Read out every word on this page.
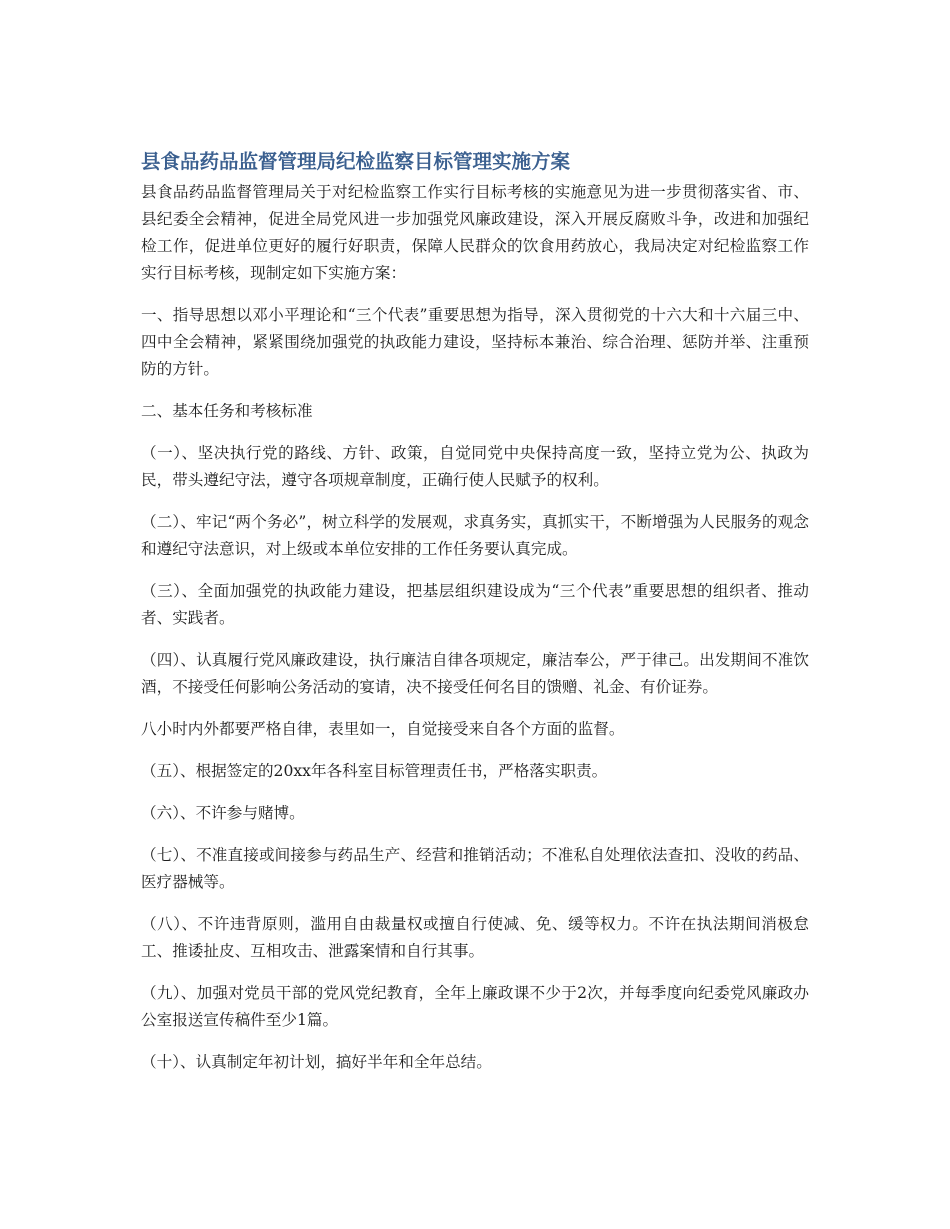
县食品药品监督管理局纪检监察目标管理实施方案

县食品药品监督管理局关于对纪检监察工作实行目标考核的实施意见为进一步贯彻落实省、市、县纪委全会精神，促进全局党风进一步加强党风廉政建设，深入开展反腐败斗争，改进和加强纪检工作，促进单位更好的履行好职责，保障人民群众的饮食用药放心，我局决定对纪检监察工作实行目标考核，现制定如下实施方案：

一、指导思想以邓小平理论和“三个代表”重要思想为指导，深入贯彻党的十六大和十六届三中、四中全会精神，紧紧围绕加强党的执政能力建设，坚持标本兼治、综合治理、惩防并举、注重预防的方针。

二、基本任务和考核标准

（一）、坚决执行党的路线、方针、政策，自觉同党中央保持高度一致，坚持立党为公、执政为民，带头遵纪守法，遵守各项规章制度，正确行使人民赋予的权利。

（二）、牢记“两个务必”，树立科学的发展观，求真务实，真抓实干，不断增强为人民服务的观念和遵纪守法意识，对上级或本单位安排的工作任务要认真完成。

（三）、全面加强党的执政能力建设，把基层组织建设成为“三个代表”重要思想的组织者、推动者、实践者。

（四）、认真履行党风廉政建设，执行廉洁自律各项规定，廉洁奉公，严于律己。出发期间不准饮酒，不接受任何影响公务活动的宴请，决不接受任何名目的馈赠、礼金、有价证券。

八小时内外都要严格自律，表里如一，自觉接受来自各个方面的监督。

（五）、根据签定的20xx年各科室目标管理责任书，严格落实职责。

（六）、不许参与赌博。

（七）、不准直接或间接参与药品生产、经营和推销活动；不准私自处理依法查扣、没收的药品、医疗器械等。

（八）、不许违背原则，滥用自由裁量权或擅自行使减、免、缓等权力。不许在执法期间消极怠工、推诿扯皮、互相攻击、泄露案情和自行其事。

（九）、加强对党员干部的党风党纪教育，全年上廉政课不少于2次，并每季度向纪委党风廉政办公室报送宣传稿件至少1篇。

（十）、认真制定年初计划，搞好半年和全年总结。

• [Stated goal]:
Show each line of the listing that holds the string "三个代表".

• [Solution]:
一、指导思想以邓小平理论和“三个代表”重要思想为指导，深入贯彻党的十六大和十六届三中、四中全会精神，紧紧围绕加强党的执政能力建设，坚持标本兼治、综合治理、惩防并举、注重预防的方针。
（三）、全面加强党的执政能力建设，把基层组织建设成为“三个代表”重要思想的组织者、推动者、实践者。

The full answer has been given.